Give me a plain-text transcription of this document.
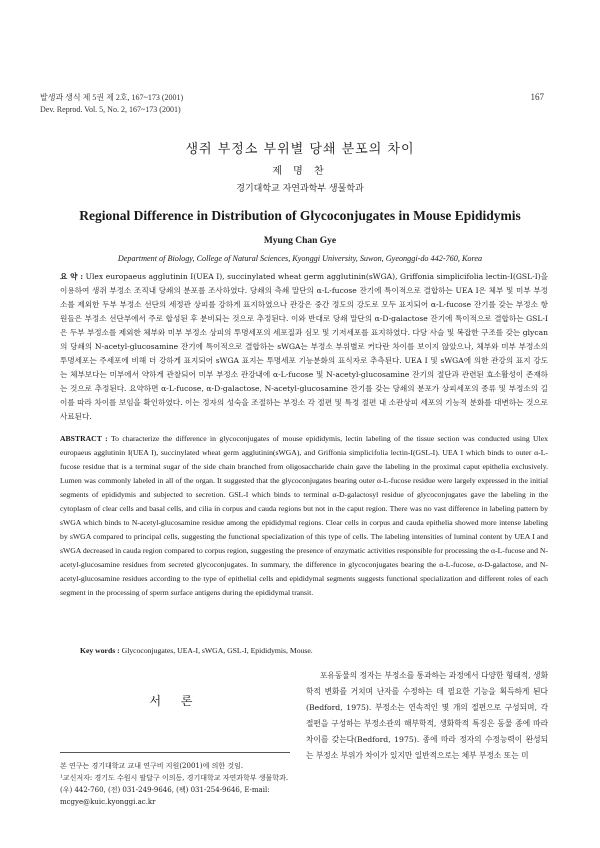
발생과 생식 제 5권 제 2호, 167~173 (2001)
Dev. Reprod. Vol. 5, No. 2, 167~173 (2001)
167
생쥐 부정소 부위별 당쇄 분포의 차이
제 명 찬
경기대학교 자연과학부 생물학과
Regional Difference in Distribution of Glycoconjugates in Mouse Epididymis
Myung Chan Gye
Department of Biology, College of Natural Sciences, Kyonggi University, Suwon, Gyeonggi-do 442-760, Korea
요 약 : Ulex europaeus agglutinin I(UEA I), succinylated wheat germ agglutinin(sWGA), Griffonia simplicifolia lectin-I(GSL-I)을 이용하여 생쥐 부정소 조직내 당쇄의 분포를 조사하였다. 당쇄의 측쇄 말단의 α-L-fucose 잔기에 특이적으로 결합하는 UEA I은 체부 및 미부 부정소를 제외한 두부 부정소 선단의 세정관 상피를 강하게 표지하였으나 관강은 중간 정도의 강도로 모두 표지되어 α-L-fucose 잔기를 갖는 부정소 항원들은 부정소 선단부에서 주로 합성된 후 분비되는 것으로 추정된다. 이와 반대로 당쇄 말단의 α-D-galactose 잔기에 특이적으로 결합하는 GSL-I은 두부 부정소를 제외한 체부와 미부 부정소 상피의 투명세포의 세포질과 심모 및 기저세포를 표지하였다. 다당 사슬 및 복잡한 구조를 갖는 glycan의 당쇄의 N-acetyl-glucosamine 잔기에 특이적으로 결합하는 sWGA는 부정소 부위별로 커다란 차이를 보이지 않았으나, 체부와 미부 부정소의 투명세포는 주세포에 비해 더 강하게 표지되어 sWGA 표지는 투명세포 기능분화의 표식자로 추측된다. UEA I 및 sWGA에 의한 관강의 표지 강도는 체부보다는 미부에서 약하게 관찰되어 미부 부정소 관강내에 α-L-fucose 및 N-acetyl-glucosamine 잔기의 절단과 관련된 효소활성이 존재하는 것으로 추정된다. 요약하면 α-L-fucose, α-D-galactose, N-acetyl-glucosamine 잔기를 갖는 당쇄의 분포가 상피세포의 종류 및 부정소의 길이를 따라 차이를 보임을 확인하였다. 이는 정자의 성숙을 조절하는 부정소 각 절편 및 특정 절편 내 소관상피 세포의 기능적 분화를 대변하는 것으로 사료된다.
ABSTRACT : To characterize the difference in glycoconjugates of mouse epididymis, lectin labeling of the tissue section was conducted using Ulex europaeus agglutinin I(UEA I), succinylated wheat germ agglutinin(sWGA), and Griffonia simplicifolia lectin-I(GSL-I). UEA I which binds to outer α-L-fucose residue that is a terminal sugar of the side chain branched from oligosaccharide chain gave the labeling in the proximal caput epithelia exclusively. Lumen was commonly labeled in all of the organ. It suggested that the glycoconjugates bearing outer α-L-fucose residue were largely expressed in the initial segments of epididymis and subjected to secretion. GSL-I which binds to terminal α-D-galactosyl residue of glycoconjugates gave the labeling in the cytoplasm of clear cells and basal cells, and cilia in corpus and cauda regions but not in the caput region. There was no vast difference in labeling pattern by sWGA which binds to N-acetyl-glucosamine residue among the epididymal regions. Clear cells in corpus and cauda epithelia showed more intense labeling by sWGA compared to principal cells, suggesting the functional specialization of this type of cells. The labeling intensities of luminal content by UEA I and sWGA decreased in cauda region compared to corpus region, suggesting the presence of enzymatic activities responsible for processing the α-L-fucose and N-acetyl-glucosamine residues from secreted glycoconjugates. In summary, the difference in glycoconjugates bearing the α-L-fucose, α-D-galactose, and N-acetyl-glucosamine residues according to the type of epithelial cells and epididymal segments suggests functional specialization and different roles of each segment in the processing of sperm surface antigens during the epididymal transit.
Key words : Glycoconjugates, UEA-I, sWGA, GSL-I, Epididymis, Mouse.
서 론
본 연구는 경기대학교 교내 연구비 지원(2001)에 의한 것임.
¹교신저자: 경기도 수원시 팔달구 이의동, 경기대학교 자연과학부 생물학과. (우) 442-760, (전) 031-249-9646, (팩) 031-254-9646, E-mail: mcgye@kuic.kyonggi.ac.kr
포유동물의 정자는 부정소를 통과하는 과정에서 다양한 형태적, 생화학적 변화를 거치며 난자를 수정하는 데 필요한 기능을 획득하게 된다(Bedford, 1975). 부정소는 연속적인 몇 개의 절편으로 구성되며, 각 절편을 구성하는 부정소관의 해부학적, 생화학적 특징은 동물 종에 따라 차이를 갖는다(Bedford, 1975). 종에 따라 정자의 수정능력이 완성되는 부정소 부위가 차이가 있지만 일반적으로는 체부 부정소 또는 미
================================
#### YOUR ASSIGNMENT
Go through the material and copy each line that contains "경기대학교".

#### RESPONSE BELOW
경기대학교 자연과학부 생물학과
본 연구는 경기대학교 교내 연구비 지원(2001)에 의한 것임.
¹교신저자: 경기도 수원시 팔달구 이의동, 경기대학교 자연과학부 생물학과. (우) 442-760, (전) 031-249-9646, (팩) 031-254-9646, E-mail: mcgye@kuic.kyonggi.ac.kr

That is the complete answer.